╔══

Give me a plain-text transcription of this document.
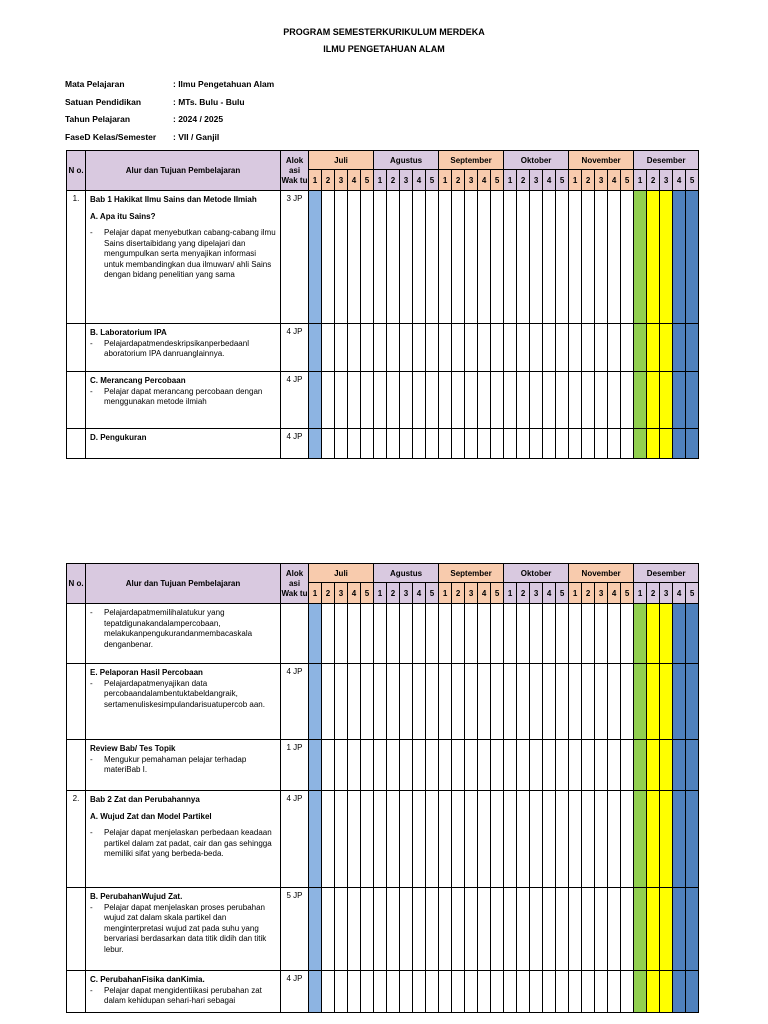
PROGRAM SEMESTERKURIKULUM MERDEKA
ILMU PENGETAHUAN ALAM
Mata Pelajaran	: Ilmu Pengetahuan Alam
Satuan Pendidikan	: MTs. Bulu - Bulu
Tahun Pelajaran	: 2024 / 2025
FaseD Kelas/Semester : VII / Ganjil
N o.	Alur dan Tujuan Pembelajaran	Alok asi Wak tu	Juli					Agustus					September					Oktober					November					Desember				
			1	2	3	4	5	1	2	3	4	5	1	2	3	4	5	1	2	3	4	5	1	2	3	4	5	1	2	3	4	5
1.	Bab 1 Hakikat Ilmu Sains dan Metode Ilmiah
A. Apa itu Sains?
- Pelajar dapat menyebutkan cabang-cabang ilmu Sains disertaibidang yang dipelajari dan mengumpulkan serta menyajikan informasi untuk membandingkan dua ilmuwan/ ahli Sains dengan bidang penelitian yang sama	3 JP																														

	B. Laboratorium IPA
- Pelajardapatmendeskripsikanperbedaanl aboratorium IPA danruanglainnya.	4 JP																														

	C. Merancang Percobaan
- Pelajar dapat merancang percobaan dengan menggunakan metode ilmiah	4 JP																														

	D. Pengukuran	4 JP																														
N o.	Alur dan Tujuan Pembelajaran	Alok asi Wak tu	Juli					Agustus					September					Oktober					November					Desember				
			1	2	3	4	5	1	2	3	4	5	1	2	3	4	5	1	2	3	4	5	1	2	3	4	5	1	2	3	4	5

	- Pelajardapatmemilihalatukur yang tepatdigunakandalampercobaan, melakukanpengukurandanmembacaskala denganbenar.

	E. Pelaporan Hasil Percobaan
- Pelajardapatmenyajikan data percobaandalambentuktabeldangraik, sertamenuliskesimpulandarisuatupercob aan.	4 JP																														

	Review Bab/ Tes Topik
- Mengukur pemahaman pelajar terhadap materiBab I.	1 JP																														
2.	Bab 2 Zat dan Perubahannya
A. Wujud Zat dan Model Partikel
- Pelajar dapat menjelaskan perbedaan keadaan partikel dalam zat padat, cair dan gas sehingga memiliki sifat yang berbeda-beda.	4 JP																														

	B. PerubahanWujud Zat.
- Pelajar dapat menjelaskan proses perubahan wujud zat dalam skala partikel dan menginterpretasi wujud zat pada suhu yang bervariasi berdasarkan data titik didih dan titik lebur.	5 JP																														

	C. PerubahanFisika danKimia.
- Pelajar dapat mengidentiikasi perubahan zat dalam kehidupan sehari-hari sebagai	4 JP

╚══
╔══

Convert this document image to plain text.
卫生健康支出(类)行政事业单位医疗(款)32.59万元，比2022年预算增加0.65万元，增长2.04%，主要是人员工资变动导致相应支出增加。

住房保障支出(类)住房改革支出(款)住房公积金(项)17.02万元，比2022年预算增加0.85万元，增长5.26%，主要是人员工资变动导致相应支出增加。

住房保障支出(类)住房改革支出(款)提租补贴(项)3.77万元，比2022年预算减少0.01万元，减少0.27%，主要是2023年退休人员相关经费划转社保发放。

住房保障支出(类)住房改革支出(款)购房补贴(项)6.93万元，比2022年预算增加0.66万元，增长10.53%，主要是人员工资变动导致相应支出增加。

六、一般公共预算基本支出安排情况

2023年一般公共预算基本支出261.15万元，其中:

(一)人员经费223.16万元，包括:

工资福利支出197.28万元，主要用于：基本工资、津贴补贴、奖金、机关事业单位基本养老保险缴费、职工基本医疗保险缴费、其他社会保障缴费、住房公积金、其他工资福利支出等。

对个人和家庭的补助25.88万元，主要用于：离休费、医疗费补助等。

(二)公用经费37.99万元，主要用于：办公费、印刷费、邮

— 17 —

╚══
╔══

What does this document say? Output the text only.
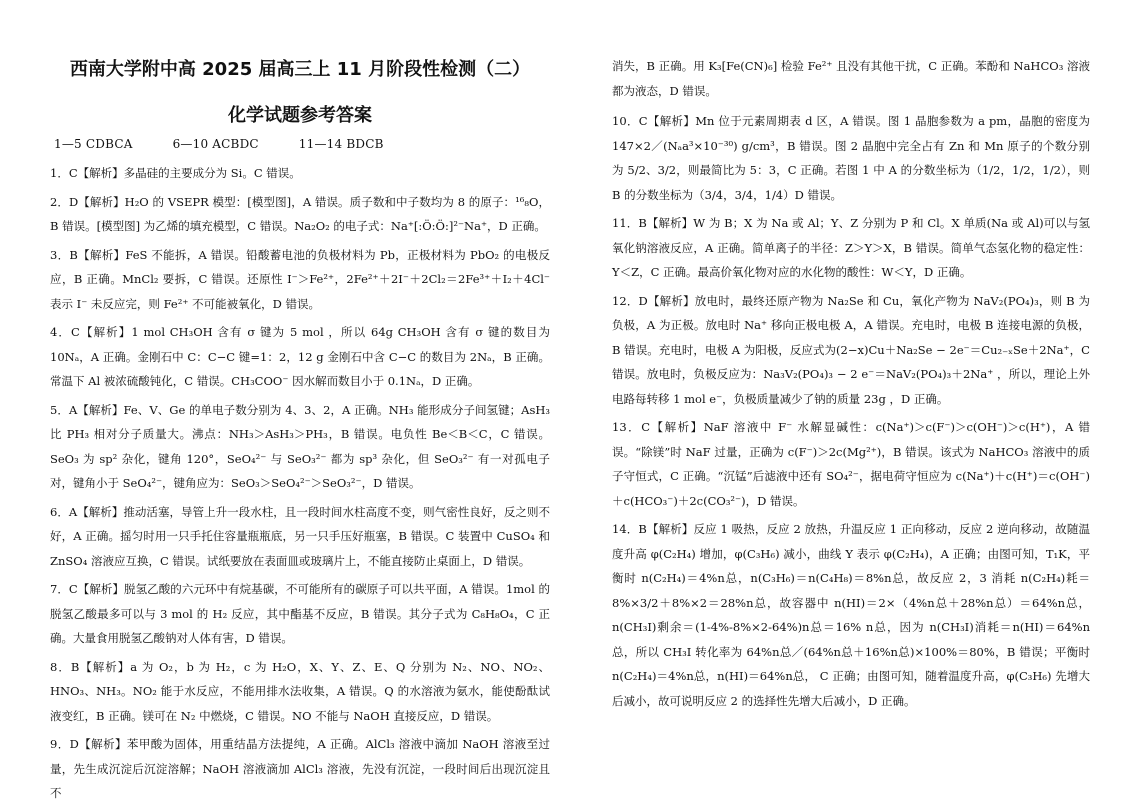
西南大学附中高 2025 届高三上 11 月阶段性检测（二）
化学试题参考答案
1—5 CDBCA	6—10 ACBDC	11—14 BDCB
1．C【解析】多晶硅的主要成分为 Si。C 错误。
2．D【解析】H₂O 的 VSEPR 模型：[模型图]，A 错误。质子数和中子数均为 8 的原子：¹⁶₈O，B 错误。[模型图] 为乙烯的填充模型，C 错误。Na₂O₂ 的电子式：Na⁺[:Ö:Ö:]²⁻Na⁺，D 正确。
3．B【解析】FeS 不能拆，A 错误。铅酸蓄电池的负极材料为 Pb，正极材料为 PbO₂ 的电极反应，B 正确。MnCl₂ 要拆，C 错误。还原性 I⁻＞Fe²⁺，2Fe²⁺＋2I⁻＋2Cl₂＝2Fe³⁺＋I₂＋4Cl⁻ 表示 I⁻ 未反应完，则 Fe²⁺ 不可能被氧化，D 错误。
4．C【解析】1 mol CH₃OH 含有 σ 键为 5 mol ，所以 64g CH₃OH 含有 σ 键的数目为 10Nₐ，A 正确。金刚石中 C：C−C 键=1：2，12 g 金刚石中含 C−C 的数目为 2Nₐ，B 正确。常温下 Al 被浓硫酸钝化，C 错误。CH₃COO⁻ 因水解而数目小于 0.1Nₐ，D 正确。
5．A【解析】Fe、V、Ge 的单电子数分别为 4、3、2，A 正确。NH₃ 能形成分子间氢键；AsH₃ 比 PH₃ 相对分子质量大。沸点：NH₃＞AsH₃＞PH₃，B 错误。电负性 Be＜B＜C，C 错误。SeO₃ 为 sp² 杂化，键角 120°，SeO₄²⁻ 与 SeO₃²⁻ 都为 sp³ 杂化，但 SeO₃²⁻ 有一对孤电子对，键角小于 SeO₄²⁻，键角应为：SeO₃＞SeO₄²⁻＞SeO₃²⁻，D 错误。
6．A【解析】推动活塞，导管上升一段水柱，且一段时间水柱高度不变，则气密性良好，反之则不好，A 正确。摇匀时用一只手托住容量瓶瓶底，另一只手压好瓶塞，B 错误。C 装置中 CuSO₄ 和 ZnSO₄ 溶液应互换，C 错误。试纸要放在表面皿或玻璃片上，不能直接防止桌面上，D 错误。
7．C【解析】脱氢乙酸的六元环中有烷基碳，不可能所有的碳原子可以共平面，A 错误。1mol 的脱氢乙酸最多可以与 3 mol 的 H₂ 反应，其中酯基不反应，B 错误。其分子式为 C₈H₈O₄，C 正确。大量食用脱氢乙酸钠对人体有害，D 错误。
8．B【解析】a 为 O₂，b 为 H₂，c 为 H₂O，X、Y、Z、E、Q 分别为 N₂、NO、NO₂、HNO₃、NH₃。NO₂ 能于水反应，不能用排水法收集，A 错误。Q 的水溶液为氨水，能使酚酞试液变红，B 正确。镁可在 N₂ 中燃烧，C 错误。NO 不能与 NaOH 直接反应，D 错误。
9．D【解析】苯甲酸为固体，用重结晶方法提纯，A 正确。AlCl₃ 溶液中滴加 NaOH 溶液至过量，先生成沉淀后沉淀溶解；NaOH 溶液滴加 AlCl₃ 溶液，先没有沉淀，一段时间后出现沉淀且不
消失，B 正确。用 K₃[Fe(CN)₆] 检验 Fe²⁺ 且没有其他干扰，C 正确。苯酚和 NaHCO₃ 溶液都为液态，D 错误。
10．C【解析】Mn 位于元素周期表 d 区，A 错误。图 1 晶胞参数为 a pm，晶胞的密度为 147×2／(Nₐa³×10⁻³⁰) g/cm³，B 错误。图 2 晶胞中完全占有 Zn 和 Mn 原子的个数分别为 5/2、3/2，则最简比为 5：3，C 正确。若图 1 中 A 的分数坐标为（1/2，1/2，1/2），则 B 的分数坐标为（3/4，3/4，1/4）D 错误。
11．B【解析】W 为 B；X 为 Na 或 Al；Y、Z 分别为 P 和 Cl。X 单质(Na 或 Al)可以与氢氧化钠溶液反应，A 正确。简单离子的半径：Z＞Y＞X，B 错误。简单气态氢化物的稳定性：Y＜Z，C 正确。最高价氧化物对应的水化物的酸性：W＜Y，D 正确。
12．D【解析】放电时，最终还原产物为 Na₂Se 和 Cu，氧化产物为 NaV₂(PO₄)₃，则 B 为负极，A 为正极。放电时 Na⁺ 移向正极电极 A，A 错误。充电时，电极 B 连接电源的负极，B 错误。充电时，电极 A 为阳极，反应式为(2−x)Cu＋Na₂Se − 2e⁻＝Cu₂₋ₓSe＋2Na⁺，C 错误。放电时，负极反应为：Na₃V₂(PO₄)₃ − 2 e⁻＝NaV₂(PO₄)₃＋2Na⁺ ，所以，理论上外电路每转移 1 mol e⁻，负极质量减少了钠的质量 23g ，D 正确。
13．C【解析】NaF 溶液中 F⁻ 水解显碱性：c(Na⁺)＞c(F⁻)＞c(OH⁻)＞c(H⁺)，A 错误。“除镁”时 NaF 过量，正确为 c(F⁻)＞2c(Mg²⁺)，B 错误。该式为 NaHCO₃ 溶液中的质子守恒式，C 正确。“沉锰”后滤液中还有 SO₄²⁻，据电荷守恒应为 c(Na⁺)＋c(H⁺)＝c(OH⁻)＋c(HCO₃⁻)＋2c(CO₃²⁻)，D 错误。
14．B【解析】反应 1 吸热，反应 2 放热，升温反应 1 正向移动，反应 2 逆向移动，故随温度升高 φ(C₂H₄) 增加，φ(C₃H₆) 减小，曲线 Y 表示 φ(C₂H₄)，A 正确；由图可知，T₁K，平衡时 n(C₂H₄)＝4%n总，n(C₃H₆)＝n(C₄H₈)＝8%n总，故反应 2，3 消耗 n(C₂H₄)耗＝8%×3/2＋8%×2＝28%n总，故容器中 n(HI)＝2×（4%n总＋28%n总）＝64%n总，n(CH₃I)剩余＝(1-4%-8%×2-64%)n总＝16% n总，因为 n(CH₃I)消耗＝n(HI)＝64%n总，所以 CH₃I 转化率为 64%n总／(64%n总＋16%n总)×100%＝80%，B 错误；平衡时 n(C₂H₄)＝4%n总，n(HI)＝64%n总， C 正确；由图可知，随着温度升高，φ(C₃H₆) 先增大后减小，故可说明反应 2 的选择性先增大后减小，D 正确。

╚══

TASK STATEMENT:
Check each line of the entries for the string "住房保障支出". Copy the lines that have it.

WRITTEN SOLUTION:
住房保障支出(类)住房改革支出(款)住房公积金(项)17.02万元，比2022年预算增加0.85万元，增长5.26%，主要是人员工资变动导致相应支出增加。
住房保障支出(类)住房改革支出(款)提租补贴(项)3.77万元，比2022年预算减少0.01万元，减少0.27%，主要是2023年退休人员相关经费划转社保发放。
住房保障支出(类)住房改革支出(款)购房补贴(项)6.93万元，比2022年预算增加0.66万元，增长10.53%，主要是人员工资变动导致相应支出增加。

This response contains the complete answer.